> [Brief]
The records below should be written out again, exactly.

> [Dataset]

=====

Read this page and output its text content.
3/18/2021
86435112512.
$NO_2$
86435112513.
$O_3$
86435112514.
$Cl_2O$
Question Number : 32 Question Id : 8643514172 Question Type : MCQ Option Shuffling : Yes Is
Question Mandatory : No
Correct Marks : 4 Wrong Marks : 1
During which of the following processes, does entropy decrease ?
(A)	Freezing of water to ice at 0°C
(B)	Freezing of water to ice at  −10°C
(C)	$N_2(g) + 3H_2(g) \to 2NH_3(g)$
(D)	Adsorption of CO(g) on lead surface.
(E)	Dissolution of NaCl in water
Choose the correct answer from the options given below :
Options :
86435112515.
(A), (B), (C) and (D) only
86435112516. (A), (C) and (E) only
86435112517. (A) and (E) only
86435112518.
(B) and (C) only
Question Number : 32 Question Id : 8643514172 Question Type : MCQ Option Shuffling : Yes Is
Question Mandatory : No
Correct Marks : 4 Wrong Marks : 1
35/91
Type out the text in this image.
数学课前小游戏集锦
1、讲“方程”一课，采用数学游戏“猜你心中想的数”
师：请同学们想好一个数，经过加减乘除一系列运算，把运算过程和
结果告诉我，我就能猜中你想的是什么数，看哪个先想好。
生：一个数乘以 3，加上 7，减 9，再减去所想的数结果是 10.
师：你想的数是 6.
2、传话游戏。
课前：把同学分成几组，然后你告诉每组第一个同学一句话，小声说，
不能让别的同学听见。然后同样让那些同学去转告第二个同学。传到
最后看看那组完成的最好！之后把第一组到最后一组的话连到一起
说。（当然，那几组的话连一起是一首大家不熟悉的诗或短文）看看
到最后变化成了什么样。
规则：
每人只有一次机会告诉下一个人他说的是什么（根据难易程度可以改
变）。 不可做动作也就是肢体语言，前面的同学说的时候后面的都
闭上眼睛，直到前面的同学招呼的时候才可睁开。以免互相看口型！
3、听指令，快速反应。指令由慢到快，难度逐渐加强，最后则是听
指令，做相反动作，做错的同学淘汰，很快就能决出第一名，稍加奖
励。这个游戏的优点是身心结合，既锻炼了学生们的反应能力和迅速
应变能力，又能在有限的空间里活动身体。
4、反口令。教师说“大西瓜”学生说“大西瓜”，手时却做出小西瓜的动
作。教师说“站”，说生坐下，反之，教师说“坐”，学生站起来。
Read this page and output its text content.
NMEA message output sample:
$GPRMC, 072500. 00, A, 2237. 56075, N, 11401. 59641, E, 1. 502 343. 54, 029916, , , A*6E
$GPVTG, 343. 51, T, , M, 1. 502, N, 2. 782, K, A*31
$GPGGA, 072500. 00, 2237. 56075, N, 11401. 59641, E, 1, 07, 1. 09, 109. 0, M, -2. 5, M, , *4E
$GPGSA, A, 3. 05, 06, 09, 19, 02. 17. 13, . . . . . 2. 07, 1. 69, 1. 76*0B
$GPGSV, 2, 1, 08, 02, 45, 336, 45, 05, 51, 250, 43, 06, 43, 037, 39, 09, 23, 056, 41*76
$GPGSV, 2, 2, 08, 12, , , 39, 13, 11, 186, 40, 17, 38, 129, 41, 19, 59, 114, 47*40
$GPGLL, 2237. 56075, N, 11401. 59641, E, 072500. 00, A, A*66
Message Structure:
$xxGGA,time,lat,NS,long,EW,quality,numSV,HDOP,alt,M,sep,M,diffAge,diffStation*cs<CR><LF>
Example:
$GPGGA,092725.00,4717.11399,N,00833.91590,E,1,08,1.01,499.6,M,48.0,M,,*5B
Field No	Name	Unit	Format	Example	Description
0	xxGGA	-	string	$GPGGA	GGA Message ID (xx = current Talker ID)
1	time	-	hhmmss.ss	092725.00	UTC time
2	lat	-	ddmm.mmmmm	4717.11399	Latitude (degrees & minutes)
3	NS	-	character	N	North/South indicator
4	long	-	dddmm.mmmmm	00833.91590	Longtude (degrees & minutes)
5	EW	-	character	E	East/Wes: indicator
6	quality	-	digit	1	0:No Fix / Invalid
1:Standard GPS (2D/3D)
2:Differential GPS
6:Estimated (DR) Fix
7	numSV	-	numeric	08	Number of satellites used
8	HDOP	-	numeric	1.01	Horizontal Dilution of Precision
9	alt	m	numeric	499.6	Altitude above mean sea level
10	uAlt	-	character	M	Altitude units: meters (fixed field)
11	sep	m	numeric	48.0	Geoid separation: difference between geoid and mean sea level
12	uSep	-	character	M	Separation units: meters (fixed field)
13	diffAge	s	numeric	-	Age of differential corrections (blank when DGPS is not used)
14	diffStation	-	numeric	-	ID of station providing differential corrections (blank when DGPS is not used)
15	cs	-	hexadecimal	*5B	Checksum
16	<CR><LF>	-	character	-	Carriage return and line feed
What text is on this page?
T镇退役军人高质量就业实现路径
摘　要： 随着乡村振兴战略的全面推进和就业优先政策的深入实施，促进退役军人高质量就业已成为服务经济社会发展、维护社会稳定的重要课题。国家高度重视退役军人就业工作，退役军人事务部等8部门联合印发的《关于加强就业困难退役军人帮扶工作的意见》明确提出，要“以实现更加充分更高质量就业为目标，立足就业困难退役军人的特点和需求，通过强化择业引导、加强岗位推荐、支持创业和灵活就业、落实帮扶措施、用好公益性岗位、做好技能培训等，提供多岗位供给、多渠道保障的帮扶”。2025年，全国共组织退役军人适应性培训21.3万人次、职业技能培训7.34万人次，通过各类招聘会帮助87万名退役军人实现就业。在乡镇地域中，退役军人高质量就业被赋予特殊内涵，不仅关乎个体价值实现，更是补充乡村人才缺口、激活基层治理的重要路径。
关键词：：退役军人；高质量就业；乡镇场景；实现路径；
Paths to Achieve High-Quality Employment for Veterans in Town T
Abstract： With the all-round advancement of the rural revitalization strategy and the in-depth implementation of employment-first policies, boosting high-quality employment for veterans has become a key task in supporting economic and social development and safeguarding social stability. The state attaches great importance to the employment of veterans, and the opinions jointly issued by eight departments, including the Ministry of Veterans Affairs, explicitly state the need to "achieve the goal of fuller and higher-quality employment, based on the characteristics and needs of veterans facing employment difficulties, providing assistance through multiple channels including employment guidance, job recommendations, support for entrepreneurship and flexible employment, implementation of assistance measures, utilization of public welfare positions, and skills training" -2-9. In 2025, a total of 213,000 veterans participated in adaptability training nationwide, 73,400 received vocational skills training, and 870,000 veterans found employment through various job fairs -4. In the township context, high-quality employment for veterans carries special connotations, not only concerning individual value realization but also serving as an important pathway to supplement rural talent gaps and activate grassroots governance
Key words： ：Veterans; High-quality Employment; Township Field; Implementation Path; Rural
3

=====

> [Exercise result]
Read this page and output its text content.
3/18/2021
86435112512.
$NO_2$
86435112513.
$O_3$
86435112514.
$Cl_2O$
Question Number : 32 Question Id : 8643514172 Question Type : MCQ Option Shuffling : Yes Is
Question Mandatory : No
Correct Marks : 4 Wrong Marks : 1
During which of the following processes, does entropy decrease ?
(A)	Freezing of water to ice at 0°C
(B)	Freezing of water to ice at  −10°C
(C)	$N_2(g) + 3H_2(g) \to 2NH_3(g)$
(D)	Adsorption of CO(g) on lead surface.
(E)	Dissolution of NaCl in water
Choose the correct answer from the options given below :
Options :
86435112515.
(A), (B), (C) and (D) only
86435112516. (A), (C) and (E) only
86435112517. (A) and (E) only
86435112518.
(B) and (C) only
Question Number : 32 Question Id : 8643514172 Question Type : MCQ Option Shuffling : Yes Is
Question Mandatory : No
Correct Marks : 4 Wrong Marks : 1
35/91
Type out the text in this image.
数学课前小游戏集锦
1、讲“方程”一课，采用数学游戏“猜你心中想的数”
师：请同学们想好一个数，经过加减乘除一系列运算，把运算过程和
结果告诉我，我就能猜中你想的是什么数，看哪个先想好。
生：一个数乘以 3，加上 7，减 9，再减去所想的数结果是 10.
师：你想的数是 6.
2、传话游戏。
课前：把同学分成几组，然后你告诉每组第一个同学一句话，小声说，
不能让别的同学听见。然后同样让那些同学去转告第二个同学。传到
最后看看那组完成的最好！之后把第一组到最后一组的话连到一起
说。（当然，那几组的话连一起是一首大家不熟悉的诗或短文）看看
到最后变化成了什么样。
规则：
每人只有一次机会告诉下一个人他说的是什么（根据难易程度可以改
变）。 不可做动作也就是肢体语言，前面的同学说的时候后面的都
闭上眼睛，直到前面的同学招呼的时候才可睁开。以免互相看口型！
3、听指令，快速反应。指令由慢到快，难度逐渐加强，最后则是听
指令，做相反动作，做错的同学淘汰，很快就能决出第一名，稍加奖
励。这个游戏的优点是身心结合，既锻炼了学生们的反应能力和迅速
应变能力，又能在有限的空间里活动身体。
4、反口令。教师说“大西瓜”学生说“大西瓜”，手时却做出小西瓜的动
作。教师说“站”，说生坐下，反之，教师说“坐”，学生站起来。
Read this page and output its text content.
NMEA message output sample:
$GPRMC, 072500. 00, A, 2237. 56075, N, 11401. 59641, E, 1. 502 343. 54, 029916, , , A*6E
$GPVTG, 343. 51, T, , M, 1. 502, N, 2. 782, K, A*31
$GPGGA, 072500. 00, 2237. 56075, N, 11401. 59641, E, 1, 07, 1. 09, 109. 0, M, -2. 5, M, , *4E
$GPGSA, A, 3. 05, 06, 09, 19, 02. 17. 13, . . . . . 2. 07, 1. 69, 1. 76*0B
$GPGSV, 2, 1, 08, 02, 45, 336, 45, 05, 51, 250, 43, 06, 43, 037, 39, 09, 23, 056, 41*76
$GPGSV, 2, 2, 08, 12, , , 39, 13, 11, 186, 40, 17, 38, 129, 41, 19, 59, 114, 47*40
$GPGLL, 2237. 56075, N, 11401. 59641, E, 072500. 00, A, A*66
Message Structure:
$xxGGA,time,lat,NS,long,EW,quality,numSV,HDOP,alt,M,sep,M,diffAge,diffStation*cs<CR><LF>
Example:
$GPGGA,092725.00,4717.11399,N,00833.91590,E,1,08,1.01,499.6,M,48.0,M,,*5B
Field No	Name	Unit	Format	Example	Description
0	xxGGA	-	string	$GPGGA	GGA Message ID (xx = current Talker ID)
1	time	-	hhmmss.ss	092725.00	UTC time
2	lat	-	ddmm.mmmmm	4717.11399	Latitude (degrees & minutes)
3	NS	-	character	N	North/South indicator
4	long	-	dddmm.mmmmm	00833.91590	Longtude (degrees & minutes)
5	EW	-	character	E	East/Wes: indicator
6	quality	-	digit	1	0:No Fix / Invalid
1:Standard GPS (2D/3D)
2:Differential GPS
6:Estimated (DR) Fix
7	numSV	-	numeric	08	Number of satellites used
8	HDOP	-	numeric	1.01	Horizontal Dilution of Precision
9	alt	m	numeric	499.6	Altitude above mean sea level
10	uAlt	-	character	M	Altitude units: meters (fixed field)
11	sep	m	numeric	48.0	Geoid separation: difference between geoid and mean sea level
12	uSep	-	character	M	Separation units: meters (fixed field)
13	diffAge	s	numeric	-	Age of differential corrections (blank when DGPS is not used)
14	diffStation	-	numeric	-	ID of station providing differential corrections (blank when DGPS is not used)
15	cs	-	hexadecimal	*5B	Checksum
16	<CR><LF>	-	character	-	Carriage return and line feed
What text is on this page?
T镇退役军人高质量就业实现路径
摘　要： 随着乡村振兴战略的全面推进和就业优先政策的深入实施，促进退役军人高质量就业已成为服务经济社会发展、维护社会稳定的重要课题。国家高度重视退役军人就业工作，退役军人事务部等8部门联合印发的《关于加强就业困难退役军人帮扶工作的意见》明确提出，要“以实现更加充分更高质量就业为目标，立足就业困难退役军人的特点和需求，通过强化择业引导、加强岗位推荐、支持创业和灵活就业、落实帮扶措施、用好公益性岗位、做好技能培训等，提供多岗位供给、多渠道保障的帮扶”。2025年，全国共组织退役军人适应性培训21.3万人次、职业技能培训7.34万人次，通过各类招聘会帮助87万名退役军人实现就业。在乡镇地域中，退役军人高质量就业被赋予特殊内涵，不仅关乎个体价值实现，更是补充乡村人才缺口、激活基层治理的重要路径。
关键词：：退役军人；高质量就业；乡镇场景；实现路径；
Paths to Achieve High-Quality Employment for Veterans in Town T
Abstract： With the all-round advancement of the rural revitalization strategy and the in-depth implementation of employment-first policies, boosting high-quality employment for veterans has become a key task in supporting economic and social development and safeguarding social stability. The state attaches great importance to the employment of veterans, and the opinions jointly issued by eight departments, including the Ministry of Veterans Affairs, explicitly state the need to "achieve the goal of fuller and higher-quality employment, based on the characteristics and needs of veterans facing employment difficulties, providing assistance through multiple channels including employment guidance, job recommendations, support for entrepreneurship and flexible employment, implementation of assistance measures, utilization of public welfare positions, and skills training" -2-9. In 2025, a total of 213,000 veterans participated in adaptability training nationwide, 73,400 received vocational skills training, and 870,000 veterans found employment through various job fairs -4. In the township context, high-quality employment for veterans carries special connotations, not only concerning individual value realization but also serving as an important pathway to supplement rural talent gaps and activate grassroots governance
Key words： ：Veterans; High-quality Employment; Township Field; Implementation Path; Rural
3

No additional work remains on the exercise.